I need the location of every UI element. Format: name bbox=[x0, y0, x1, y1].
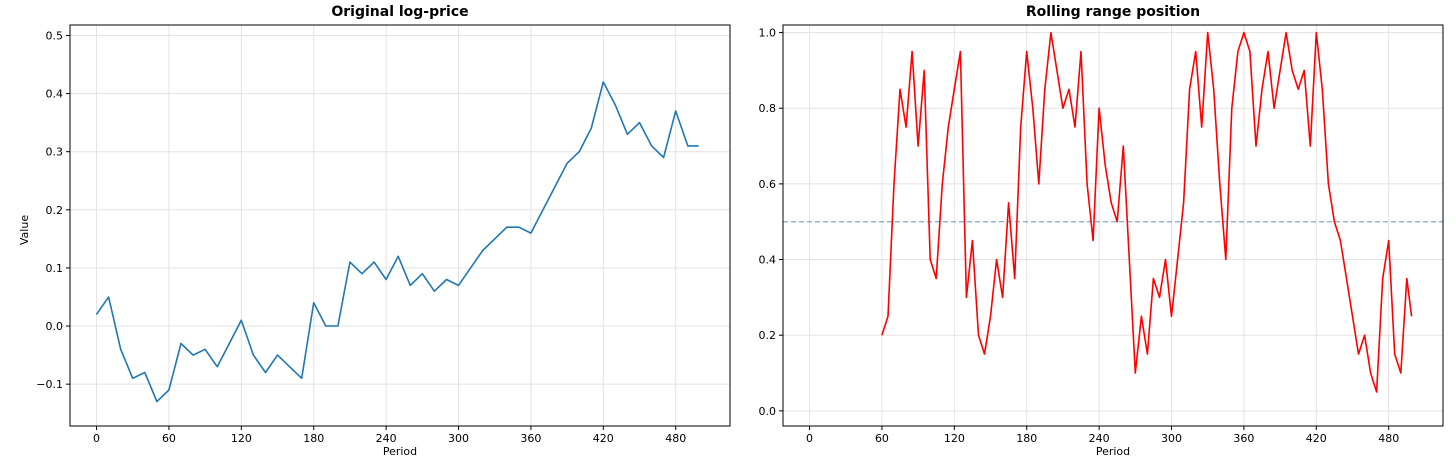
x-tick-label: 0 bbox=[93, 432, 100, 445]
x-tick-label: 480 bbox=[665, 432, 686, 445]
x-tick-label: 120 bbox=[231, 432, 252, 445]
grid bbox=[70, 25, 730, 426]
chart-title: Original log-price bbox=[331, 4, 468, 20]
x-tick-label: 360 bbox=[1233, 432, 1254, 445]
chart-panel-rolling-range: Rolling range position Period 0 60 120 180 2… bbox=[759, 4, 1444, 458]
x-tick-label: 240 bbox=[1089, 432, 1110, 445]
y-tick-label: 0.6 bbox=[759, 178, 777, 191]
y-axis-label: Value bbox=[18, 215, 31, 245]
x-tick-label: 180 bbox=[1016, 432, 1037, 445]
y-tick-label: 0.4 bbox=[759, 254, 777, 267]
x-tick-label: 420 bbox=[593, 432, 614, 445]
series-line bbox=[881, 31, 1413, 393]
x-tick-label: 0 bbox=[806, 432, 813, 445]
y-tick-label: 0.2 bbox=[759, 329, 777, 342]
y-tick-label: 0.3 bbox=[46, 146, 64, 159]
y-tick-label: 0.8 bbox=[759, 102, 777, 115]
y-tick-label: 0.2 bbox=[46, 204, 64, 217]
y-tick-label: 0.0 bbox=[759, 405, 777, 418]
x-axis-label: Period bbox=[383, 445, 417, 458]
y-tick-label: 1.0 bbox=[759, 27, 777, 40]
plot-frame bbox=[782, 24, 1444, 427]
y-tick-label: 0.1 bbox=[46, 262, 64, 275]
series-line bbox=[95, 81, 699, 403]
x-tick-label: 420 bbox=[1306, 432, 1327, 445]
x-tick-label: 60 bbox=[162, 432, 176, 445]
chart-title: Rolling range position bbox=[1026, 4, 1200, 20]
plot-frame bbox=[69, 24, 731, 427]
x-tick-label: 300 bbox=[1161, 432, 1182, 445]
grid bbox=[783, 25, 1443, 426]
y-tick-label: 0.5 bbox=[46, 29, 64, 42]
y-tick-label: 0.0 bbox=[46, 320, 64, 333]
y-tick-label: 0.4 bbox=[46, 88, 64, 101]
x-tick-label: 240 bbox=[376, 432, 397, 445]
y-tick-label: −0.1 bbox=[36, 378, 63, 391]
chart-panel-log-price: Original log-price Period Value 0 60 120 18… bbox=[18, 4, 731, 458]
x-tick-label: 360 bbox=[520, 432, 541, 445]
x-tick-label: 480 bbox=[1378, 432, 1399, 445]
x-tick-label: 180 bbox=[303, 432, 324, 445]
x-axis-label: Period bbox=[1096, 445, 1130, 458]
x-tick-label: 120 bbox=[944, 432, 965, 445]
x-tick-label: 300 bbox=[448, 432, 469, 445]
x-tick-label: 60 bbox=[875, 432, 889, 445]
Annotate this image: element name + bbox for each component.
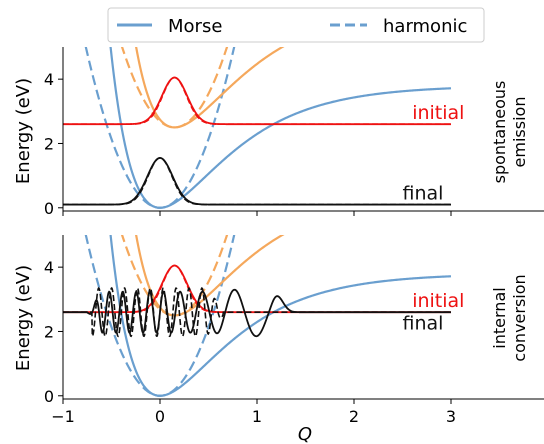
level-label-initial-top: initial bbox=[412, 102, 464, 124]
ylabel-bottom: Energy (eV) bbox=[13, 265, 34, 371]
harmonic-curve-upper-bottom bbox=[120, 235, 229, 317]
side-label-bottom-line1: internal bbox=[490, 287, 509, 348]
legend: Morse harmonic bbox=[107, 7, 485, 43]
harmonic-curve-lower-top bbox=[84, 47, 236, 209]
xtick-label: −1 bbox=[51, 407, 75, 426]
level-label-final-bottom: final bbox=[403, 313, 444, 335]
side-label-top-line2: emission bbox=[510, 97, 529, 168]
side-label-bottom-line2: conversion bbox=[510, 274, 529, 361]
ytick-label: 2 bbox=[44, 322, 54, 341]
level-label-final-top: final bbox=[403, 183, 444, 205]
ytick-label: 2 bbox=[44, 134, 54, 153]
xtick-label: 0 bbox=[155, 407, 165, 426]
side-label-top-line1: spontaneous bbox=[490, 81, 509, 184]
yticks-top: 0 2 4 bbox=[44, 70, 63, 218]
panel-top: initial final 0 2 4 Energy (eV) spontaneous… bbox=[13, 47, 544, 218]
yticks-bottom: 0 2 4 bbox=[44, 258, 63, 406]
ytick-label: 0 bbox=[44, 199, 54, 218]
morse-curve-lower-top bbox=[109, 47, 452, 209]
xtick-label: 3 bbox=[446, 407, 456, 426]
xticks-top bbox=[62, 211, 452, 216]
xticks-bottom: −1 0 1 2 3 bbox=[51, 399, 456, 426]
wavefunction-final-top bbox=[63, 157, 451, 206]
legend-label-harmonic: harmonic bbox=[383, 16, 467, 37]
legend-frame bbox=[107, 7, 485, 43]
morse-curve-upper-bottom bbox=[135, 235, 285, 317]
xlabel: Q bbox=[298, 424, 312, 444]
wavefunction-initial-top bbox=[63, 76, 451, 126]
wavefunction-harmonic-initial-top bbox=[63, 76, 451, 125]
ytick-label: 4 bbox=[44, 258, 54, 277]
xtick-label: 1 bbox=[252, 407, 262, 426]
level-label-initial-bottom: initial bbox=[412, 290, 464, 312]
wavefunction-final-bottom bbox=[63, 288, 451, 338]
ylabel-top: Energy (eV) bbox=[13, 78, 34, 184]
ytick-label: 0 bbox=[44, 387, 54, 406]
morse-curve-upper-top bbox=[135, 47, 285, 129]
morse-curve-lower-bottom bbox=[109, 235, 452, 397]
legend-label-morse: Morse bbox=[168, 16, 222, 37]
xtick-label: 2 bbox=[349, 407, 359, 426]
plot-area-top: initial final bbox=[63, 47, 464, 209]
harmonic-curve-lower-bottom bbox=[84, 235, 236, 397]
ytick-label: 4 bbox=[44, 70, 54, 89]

====================

◆ **Task brief**:
Reproduce all of the data above line for line, with no changes, but leave out the pictures.

◆ **Exercise response**:
I need the location of every UI element. Format: name bbox=[x0, y0, x1, y1].
x-tick-label: 0 bbox=[93, 432, 100, 445]
x-tick-label: 480 bbox=[665, 432, 686, 445]
x-tick-label: 120 bbox=[231, 432, 252, 445]
grid bbox=[70, 25, 730, 426]
chart-title: Original log-price bbox=[331, 4, 468, 20]
x-tick-label: 360 bbox=[1233, 432, 1254, 445]
chart-panel-rolling-range: Rolling range position Period 0 60 120 180 2… bbox=[759, 4, 1444, 458]
x-tick-label: 240 bbox=[1089, 432, 1110, 445]
y-tick-label: 0.6 bbox=[759, 178, 777, 191]
y-axis-label: Value bbox=[18, 215, 31, 245]
x-tick-label: 180 bbox=[1016, 432, 1037, 445]
y-tick-label: 0.4 bbox=[759, 254, 777, 267]
x-tick-label: 420 bbox=[593, 432, 614, 445]
series-line bbox=[881, 31, 1413, 393]
x-tick-label: 0 bbox=[806, 432, 813, 445]
y-tick-label: 0.2 bbox=[759, 329, 777, 342]
y-tick-label: 0.3 bbox=[46, 146, 64, 159]
y-tick-label: 0.8 bbox=[759, 102, 777, 115]
y-tick-label: 0.2 bbox=[46, 204, 64, 217]
y-tick-label: 0.0 bbox=[759, 405, 777, 418]
x-axis-label: Period bbox=[383, 445, 417, 458]
y-tick-label: 1.0 bbox=[759, 27, 777, 40]
plot-frame bbox=[782, 24, 1444, 427]
y-tick-label: 0.1 bbox=[46, 262, 64, 275]
series-line bbox=[95, 81, 699, 403]
x-tick-label: 420 bbox=[1306, 432, 1327, 445]
x-tick-label: 60 bbox=[162, 432, 176, 445]
chart-title: Rolling range position bbox=[1026, 4, 1200, 20]
plot-frame bbox=[69, 24, 731, 427]
x-tick-label: 300 bbox=[1161, 432, 1182, 445]
grid bbox=[783, 25, 1443, 426]
y-tick-label: 0.5 bbox=[46, 29, 64, 42]
y-tick-label: 0.0 bbox=[46, 320, 64, 333]
y-tick-label: 0.4 bbox=[46, 88, 64, 101]
x-tick-label: 240 bbox=[376, 432, 397, 445]
y-tick-label: −0.1 bbox=[36, 378, 63, 391]
chart-panel-log-price: Original log-price Period Value 0 60 120 18… bbox=[18, 4, 731, 458]
x-tick-label: 360 bbox=[520, 432, 541, 445]
x-tick-label: 480 bbox=[1378, 432, 1399, 445]
x-tick-label: 180 bbox=[303, 432, 324, 445]
x-axis-label: Period bbox=[1096, 445, 1130, 458]
x-tick-label: 120 bbox=[944, 432, 965, 445]
x-tick-label: 300 bbox=[448, 432, 469, 445]
x-tick-label: 60 bbox=[875, 432, 889, 445]
Annotate this image: element name + bbox for each component.
level-label-initial-top: initial bbox=[412, 102, 464, 124]
ylabel-bottom: Energy (eV) bbox=[13, 265, 34, 371]
harmonic-curve-upper-bottom bbox=[120, 235, 229, 317]
side-label-bottom-line1: internal bbox=[490, 287, 509, 348]
legend: Morse harmonic bbox=[107, 7, 485, 43]
harmonic-curve-lower-top bbox=[84, 47, 236, 209]
xtick-label: −1 bbox=[51, 407, 75, 426]
level-label-final-bottom: final bbox=[403, 313, 444, 335]
side-label-top-line2: emission bbox=[510, 97, 529, 168]
side-label-bottom-line2: conversion bbox=[510, 274, 529, 361]
ytick-label: 2 bbox=[44, 322, 54, 341]
level-label-final-top: final bbox=[403, 183, 444, 205]
ytick-label: 2 bbox=[44, 134, 54, 153]
xtick-label: 0 bbox=[155, 407, 165, 426]
side-label-top-line1: spontaneous bbox=[490, 81, 509, 184]
yticks-top: 0 2 4 bbox=[44, 70, 63, 218]
panel-top: initial final 0 2 4 Energy (eV) spontaneous… bbox=[13, 47, 544, 218]
yticks-bottom: 0 2 4 bbox=[44, 258, 63, 406]
ytick-label: 0 bbox=[44, 199, 54, 218]
morse-curve-lower-top bbox=[109, 47, 452, 209]
xtick-label: 3 bbox=[446, 407, 456, 426]
xticks-top bbox=[62, 211, 452, 216]
xticks-bottom: −1 0 1 2 3 bbox=[51, 399, 456, 426]
wavefunction-final-top bbox=[63, 157, 451, 206]
legend-label-harmonic: harmonic bbox=[383, 16, 467, 37]
legend-frame bbox=[107, 7, 485, 43]
morse-curve-upper-bottom bbox=[135, 235, 285, 317]
xlabel: Q bbox=[298, 424, 312, 444]
wavefunction-initial-top bbox=[63, 76, 451, 126]
wavefunction-harmonic-initial-top bbox=[63, 76, 451, 125]
ytick-label: 4 bbox=[44, 258, 54, 277]
xtick-label: 1 bbox=[252, 407, 262, 426]
level-label-initial-bottom: initial bbox=[412, 290, 464, 312]
wavefunction-final-bottom bbox=[63, 288, 451, 338]
ylabel-top: Energy (eV) bbox=[13, 78, 34, 184]
ytick-label: 0 bbox=[44, 387, 54, 406]
morse-curve-upper-top bbox=[135, 47, 285, 129]
morse-curve-lower-bottom bbox=[109, 235, 452, 397]
legend-label-morse: Morse bbox=[168, 16, 222, 37]
xtick-label: 2 bbox=[349, 407, 359, 426]
plot-area-top: initial final bbox=[63, 47, 464, 209]
harmonic-curve-lower-bottom bbox=[84, 235, 236, 397]
ytick-label: 4 bbox=[44, 70, 54, 89]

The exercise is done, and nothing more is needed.